What is expected - Please pull out every line that includes the string "body".

Supplied data -
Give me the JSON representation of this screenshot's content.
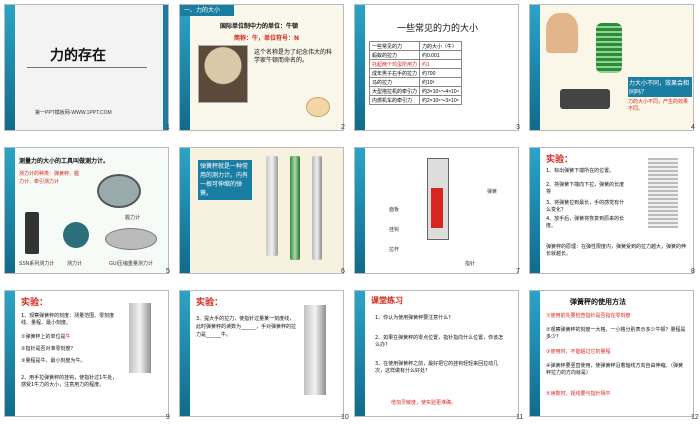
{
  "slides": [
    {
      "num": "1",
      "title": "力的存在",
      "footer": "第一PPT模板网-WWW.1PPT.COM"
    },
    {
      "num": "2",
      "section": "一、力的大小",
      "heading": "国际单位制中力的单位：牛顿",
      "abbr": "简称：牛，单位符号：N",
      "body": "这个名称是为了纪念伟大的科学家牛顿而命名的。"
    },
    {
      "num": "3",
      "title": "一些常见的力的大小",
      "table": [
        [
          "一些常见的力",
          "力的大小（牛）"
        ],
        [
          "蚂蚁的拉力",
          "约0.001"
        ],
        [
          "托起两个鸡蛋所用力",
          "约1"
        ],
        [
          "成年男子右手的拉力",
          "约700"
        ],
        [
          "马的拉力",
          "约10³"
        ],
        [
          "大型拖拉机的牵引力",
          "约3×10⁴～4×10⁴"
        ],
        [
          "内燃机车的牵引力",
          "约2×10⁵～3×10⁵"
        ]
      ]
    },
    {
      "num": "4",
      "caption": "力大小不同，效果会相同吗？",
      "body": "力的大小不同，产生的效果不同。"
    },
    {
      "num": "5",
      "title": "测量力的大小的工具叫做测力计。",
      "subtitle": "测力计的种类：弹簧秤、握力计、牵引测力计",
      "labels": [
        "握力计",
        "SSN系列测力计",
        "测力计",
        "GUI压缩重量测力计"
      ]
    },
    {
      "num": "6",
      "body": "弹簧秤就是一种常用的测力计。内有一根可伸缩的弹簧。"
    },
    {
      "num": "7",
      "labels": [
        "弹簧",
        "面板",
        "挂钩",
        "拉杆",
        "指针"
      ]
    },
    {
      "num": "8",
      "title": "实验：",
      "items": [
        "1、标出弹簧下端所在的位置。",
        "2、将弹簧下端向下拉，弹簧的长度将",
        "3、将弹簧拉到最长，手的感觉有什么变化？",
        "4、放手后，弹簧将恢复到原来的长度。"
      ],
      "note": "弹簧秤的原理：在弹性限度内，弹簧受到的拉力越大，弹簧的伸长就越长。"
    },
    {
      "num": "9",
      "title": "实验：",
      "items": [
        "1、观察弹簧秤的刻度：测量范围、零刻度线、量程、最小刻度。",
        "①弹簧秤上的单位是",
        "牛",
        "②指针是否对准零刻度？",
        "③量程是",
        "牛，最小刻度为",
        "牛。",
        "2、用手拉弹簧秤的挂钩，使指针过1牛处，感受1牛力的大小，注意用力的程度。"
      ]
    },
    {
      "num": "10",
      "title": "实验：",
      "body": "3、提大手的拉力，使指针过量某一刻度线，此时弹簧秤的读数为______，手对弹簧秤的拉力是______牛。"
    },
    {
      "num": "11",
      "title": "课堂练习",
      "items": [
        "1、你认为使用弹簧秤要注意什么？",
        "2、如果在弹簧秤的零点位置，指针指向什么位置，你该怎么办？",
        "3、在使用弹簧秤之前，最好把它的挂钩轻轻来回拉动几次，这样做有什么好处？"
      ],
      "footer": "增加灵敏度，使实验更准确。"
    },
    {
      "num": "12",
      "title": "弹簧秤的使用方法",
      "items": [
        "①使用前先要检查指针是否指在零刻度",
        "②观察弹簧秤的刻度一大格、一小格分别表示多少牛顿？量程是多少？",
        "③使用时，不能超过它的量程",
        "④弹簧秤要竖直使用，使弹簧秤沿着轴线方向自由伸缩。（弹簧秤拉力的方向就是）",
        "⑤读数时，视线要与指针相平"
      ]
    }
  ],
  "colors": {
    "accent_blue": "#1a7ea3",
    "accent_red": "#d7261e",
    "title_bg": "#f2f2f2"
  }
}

Response to this task -
      "body": "这个名称是为了纪念伟大的科学家牛顿而命名的。"
      "body": "力的大小不同，产生的效果不同。"
      "body": "弹簧秤就是一种常用的测力计。内有一根可伸缩的弹簧。"
      "body": "3、提大手的拉力，使指针过量某一刻度线，此时弹簧秤的读数为______，手对弹簧秤的拉力是______牛。"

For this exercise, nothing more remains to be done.